* [PASSAGE FOR REVIEW]
Public spaces – whether physical, like towns and cities – whether more a combination of the physical and the abstract, like public transit, passenger trains, public schools or a public health care system – or whether more purely abstract, like our national public television and radio network, are all essential for the maintenance of the higher, more civilized and humane civil society Canada has always aspired to be.

(Ironically, the CBC, which owes both its very existence and its ongoing funding to the hard-pressed Canadian taxpayer, and to our federal government having a stable and sufficient revenue stream, is one of Canada’s  greatest, mindlessly sentimental cheerleaders and promoters of the quasi-segregationist, separate but equal status quo. Like the rest of the media,”they would seemingly prefer to invent the modern Indian rather than observe him.” 15 Like the rest of the media they are driven on this subject matter by little more than a general, overarching moral indignation, where facts mean little.

Nothing is as visionary and blinding as moral indignation. 16

The status quo they all want to preserve and enhance presages a smaller and smaller revenue stream flowing to our governments, and more and more foregone revenue going directly to First Nations (who will definitely not be giving any of it to the CBC).   The CBC is actually cheering and promoting something that could very easily turn out to be a threat to its survival.)

To the extent that we reduce those public spaces we all share – to the extent that we relentlessly privatize them, or, in the case of Indian reserves and Tsilhcot’in creations, to the extent that we fail to encourage these already essentially private, race-based spaces to eventually cease to be so – we weaken our democracy, the vibrancy of our culture, and the strength of our civil society.

And we fail to offer to their physically and mentally “gated” inhabitants the full opportunities and benefits that result from sharing with them the entirety of our Canadian space as true equals.

Data extracted from a collection
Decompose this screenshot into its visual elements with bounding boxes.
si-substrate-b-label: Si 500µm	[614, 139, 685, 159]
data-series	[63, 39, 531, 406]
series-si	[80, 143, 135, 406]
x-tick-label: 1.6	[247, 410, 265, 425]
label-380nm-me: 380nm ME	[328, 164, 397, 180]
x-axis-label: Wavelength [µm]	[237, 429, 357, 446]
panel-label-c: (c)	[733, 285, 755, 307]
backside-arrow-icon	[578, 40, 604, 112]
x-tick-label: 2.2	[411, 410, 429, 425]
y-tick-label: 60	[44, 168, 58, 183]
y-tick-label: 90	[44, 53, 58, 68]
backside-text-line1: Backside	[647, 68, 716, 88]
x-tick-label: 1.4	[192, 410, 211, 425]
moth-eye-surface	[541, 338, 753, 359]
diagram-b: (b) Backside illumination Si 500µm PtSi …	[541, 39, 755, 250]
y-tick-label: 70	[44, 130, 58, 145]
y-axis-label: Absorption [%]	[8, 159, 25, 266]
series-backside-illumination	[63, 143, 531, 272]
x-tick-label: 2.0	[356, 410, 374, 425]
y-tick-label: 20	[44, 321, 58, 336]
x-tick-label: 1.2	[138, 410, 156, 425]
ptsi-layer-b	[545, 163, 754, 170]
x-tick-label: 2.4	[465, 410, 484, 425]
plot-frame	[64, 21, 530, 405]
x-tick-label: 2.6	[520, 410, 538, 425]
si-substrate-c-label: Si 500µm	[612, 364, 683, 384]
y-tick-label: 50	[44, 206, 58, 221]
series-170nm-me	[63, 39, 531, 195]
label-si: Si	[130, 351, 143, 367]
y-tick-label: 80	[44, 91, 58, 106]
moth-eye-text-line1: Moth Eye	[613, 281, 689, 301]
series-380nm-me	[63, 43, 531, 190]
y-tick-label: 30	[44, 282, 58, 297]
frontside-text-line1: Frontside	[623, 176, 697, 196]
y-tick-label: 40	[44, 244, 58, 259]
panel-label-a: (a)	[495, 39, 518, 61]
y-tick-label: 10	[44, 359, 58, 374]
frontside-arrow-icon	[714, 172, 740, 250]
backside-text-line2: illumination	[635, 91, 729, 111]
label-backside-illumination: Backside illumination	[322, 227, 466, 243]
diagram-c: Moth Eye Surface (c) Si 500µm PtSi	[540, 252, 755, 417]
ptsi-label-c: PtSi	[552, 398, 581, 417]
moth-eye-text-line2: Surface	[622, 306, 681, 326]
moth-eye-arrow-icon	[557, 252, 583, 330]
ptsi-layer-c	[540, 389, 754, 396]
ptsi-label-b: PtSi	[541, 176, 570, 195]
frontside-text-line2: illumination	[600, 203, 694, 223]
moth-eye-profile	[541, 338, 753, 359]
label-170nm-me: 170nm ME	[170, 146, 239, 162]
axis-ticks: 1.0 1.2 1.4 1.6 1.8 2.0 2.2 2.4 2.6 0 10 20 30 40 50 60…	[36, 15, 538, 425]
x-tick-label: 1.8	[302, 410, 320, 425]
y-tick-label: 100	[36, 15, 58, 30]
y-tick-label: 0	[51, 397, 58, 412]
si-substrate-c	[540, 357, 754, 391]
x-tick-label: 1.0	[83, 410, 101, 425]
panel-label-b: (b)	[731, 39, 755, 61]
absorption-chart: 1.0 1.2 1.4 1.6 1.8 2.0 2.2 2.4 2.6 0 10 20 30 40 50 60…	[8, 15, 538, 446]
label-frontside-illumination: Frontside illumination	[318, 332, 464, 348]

* [EXERCISE INSTRUCTIONS]
Continue the essay on public spaces in Canada, picking up right after its final sentence.

* [TASK RESPONSE]
  1. David Brooks, A Sensible Version of Donald Trump,The New York Times, October 27th, 2015
  2. Canada’s Unspoken Crisis, Maclean’s Magazine, December 19, 2016
  3. Ruffled Feathers, above
  4. In indigenous writer Bob Joseph’s 21 Things You May Not Know About the Indian Act, (noted above) Mr. Joseph recounts Prime Minister Trudeau’s reported comment after he was forced to withdraw his 1969 White Paper recommending the repeal of the Indian Act and the eventual abolition of Indian reserves:

“We’ll keep them in the ghetto as long as they want.”

  1. George Eliot, Daniel Deronda
  2. From The Discovery of Chance, above, Alexander Herzen’s cry in support of the abolition of Russian feudalism and the transformation of the trampled psyche of the Russian peasant class.
  3. The most instructive and infamous example of where this delusional mindset can lead, being the blut and bodenvision of a racially pure, psychologically rural-oriented society extant in Germany in the 1930’s.
  4. From Timothy Snyder’s On Tyranny-Twenty Lessons From the Twentieth Century, Tim Duggan Books, New York, 2017
  5. From The Discovery of Chance, above, which again, draws telling comparisons between peasants suffering under feudalism and Canada’s Indians suffering under the reserve system.
  6. David Brooks, quoting French intellectual Pascal Bruckner in The Retreat to Tribalism, The New York Times, January 1,2018
  7. From Phillip Roth’s The Plot Against America, Vintage International, 2005, New York, this brilliant writer referring to Jewish ghettoes
  8. From The Discovery of Chance, above, referring to the somnolent and repressed intellectual and civic life extant in Czarist Russia in the 1840’s. More of the apt quote:

This unnatural divorce from the life of their society inclined them to an egotistic idleness, Romantic fantasies, and every sort of self-indulgent eccentricity…Unable to realize their potential and test the limits of their abilities through action, they tormented themselves with dreams, “that surrogate for real passions”…inventing sorrows and nursing them.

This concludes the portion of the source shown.